[Stored data]
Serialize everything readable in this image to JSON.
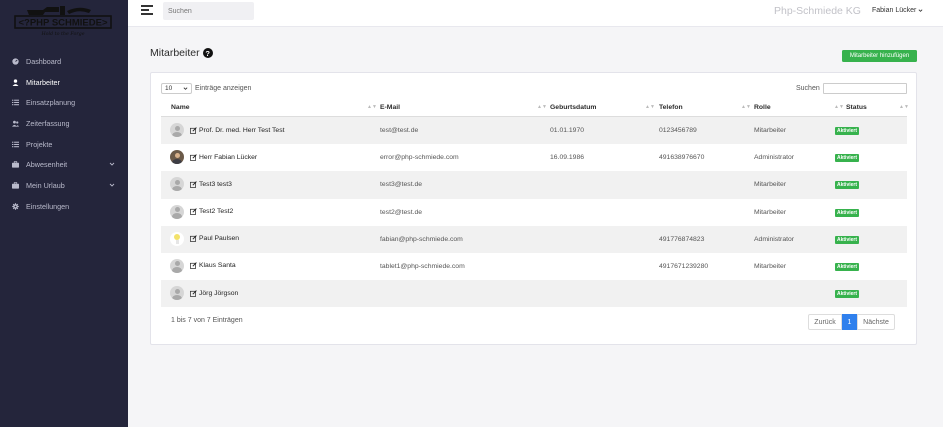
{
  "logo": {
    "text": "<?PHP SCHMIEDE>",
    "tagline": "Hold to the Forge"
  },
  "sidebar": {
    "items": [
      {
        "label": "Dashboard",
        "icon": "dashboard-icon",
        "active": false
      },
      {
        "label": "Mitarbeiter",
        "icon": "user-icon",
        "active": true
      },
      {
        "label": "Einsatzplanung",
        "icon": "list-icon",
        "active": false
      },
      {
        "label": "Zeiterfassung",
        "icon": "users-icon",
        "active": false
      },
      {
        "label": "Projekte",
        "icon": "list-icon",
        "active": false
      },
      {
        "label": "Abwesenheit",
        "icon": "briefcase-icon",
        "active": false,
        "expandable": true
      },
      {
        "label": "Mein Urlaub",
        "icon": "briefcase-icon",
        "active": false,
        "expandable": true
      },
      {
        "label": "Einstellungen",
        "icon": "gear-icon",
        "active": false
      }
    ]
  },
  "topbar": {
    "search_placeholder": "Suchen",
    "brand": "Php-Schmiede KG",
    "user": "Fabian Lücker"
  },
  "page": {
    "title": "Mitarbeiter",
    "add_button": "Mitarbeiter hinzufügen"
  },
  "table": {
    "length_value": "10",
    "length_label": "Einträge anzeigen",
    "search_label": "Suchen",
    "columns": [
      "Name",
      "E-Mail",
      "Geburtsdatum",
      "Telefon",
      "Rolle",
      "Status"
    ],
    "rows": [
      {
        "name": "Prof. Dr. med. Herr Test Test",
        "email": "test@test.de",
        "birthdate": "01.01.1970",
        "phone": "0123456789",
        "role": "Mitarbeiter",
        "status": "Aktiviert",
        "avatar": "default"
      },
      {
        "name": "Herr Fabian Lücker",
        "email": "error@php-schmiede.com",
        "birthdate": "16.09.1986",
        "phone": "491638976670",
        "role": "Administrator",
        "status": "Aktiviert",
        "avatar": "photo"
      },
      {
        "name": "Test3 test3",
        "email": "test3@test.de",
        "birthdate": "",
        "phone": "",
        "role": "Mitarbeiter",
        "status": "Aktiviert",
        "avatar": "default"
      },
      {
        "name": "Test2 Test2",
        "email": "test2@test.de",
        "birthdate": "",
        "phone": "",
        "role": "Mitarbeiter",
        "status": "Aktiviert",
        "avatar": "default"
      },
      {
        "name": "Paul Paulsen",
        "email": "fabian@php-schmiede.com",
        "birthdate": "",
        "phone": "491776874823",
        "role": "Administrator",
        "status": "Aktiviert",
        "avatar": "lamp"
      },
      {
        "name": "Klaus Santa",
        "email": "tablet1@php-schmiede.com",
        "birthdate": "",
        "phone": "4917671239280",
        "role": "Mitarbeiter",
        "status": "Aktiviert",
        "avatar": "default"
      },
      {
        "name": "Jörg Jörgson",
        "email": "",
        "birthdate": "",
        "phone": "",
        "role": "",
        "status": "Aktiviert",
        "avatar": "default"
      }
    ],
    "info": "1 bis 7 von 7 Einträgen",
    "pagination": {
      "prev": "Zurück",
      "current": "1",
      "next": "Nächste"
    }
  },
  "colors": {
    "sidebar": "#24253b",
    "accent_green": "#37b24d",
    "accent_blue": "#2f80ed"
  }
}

* * *

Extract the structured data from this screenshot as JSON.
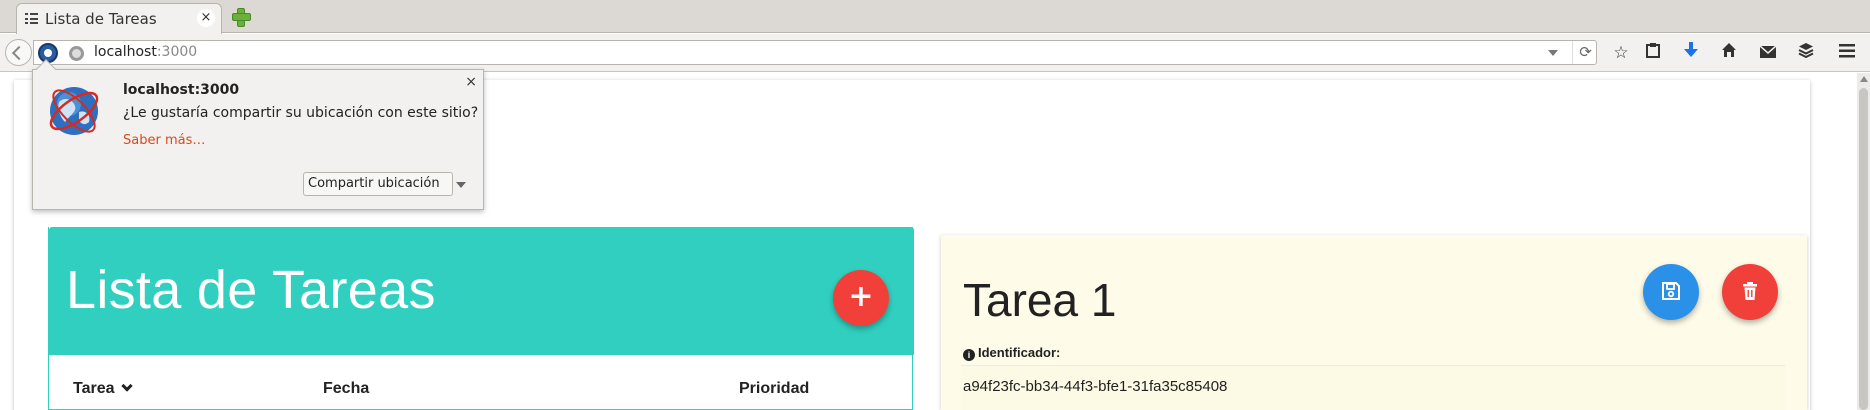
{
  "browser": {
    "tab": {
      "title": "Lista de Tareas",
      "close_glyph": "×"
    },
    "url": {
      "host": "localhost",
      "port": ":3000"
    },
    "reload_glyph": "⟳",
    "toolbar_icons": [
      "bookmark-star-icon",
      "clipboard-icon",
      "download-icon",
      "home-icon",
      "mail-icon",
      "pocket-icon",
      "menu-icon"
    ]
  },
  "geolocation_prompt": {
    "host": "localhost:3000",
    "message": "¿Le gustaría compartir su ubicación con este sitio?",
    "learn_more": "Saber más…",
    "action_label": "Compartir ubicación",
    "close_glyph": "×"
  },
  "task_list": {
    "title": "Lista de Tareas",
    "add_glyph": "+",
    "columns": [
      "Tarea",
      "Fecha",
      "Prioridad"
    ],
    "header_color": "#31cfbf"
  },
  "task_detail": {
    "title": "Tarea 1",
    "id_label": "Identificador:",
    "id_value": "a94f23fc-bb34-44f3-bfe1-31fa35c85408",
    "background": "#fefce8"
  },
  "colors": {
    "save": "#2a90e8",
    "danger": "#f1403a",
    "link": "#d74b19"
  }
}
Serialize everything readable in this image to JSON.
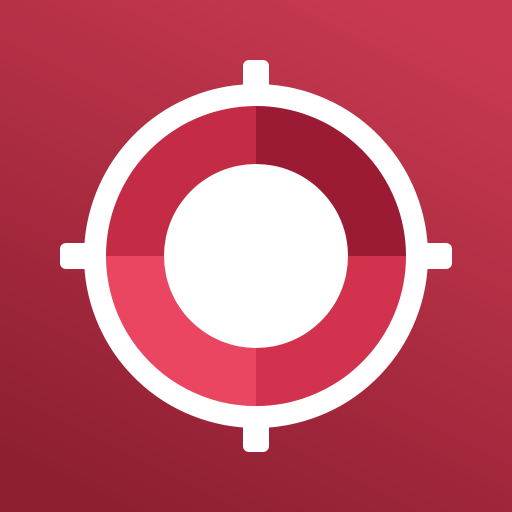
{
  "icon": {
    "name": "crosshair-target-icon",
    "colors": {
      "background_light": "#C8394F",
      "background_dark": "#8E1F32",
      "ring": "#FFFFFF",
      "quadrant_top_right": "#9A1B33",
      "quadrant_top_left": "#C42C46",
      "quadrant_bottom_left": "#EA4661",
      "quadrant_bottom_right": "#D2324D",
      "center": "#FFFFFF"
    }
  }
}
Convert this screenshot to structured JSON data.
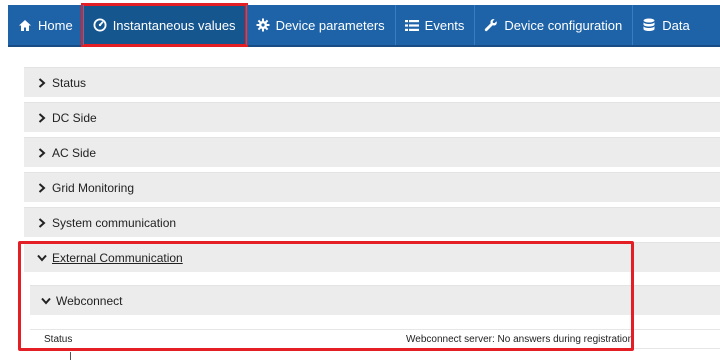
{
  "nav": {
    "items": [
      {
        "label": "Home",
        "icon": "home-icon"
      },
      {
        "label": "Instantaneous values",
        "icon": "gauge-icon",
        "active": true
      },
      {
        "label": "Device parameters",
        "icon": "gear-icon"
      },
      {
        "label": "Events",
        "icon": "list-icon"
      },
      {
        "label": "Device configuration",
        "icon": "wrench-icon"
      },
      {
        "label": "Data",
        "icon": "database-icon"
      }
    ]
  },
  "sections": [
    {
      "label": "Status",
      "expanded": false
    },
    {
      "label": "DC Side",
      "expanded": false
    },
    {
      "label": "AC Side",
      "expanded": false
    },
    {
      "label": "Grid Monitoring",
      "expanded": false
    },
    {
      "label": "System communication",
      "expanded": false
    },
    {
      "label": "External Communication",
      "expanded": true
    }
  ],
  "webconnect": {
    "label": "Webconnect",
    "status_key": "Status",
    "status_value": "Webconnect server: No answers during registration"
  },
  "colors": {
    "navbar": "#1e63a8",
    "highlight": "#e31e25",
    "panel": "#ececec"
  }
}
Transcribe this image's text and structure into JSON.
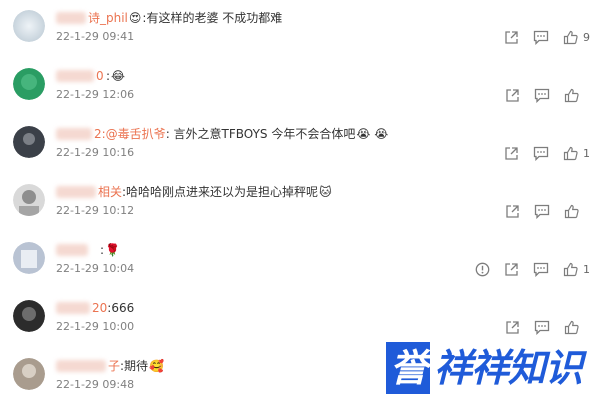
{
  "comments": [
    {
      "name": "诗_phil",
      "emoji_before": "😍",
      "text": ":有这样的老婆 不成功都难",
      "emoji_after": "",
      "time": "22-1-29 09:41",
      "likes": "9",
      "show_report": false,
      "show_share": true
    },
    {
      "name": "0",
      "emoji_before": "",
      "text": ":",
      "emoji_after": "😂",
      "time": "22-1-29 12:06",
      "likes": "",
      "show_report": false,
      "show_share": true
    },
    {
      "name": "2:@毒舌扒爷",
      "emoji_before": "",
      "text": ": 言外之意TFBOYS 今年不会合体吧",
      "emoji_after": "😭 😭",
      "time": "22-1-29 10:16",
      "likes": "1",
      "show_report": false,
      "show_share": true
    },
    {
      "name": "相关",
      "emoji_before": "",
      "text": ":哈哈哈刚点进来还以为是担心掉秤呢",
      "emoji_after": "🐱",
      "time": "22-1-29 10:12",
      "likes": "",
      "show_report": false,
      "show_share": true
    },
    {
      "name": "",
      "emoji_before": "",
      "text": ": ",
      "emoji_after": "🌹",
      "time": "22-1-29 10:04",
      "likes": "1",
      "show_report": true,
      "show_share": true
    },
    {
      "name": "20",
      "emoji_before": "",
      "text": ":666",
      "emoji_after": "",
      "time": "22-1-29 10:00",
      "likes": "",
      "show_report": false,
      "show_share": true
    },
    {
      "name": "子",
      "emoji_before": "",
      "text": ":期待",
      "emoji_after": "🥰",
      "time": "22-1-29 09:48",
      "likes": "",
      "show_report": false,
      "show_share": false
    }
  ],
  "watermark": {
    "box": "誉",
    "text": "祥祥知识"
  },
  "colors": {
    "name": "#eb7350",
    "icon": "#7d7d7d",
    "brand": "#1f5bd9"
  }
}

**Work instructions:** Above are several records. Count the lines among them that contain "this" and give only the total.

**Response:** 5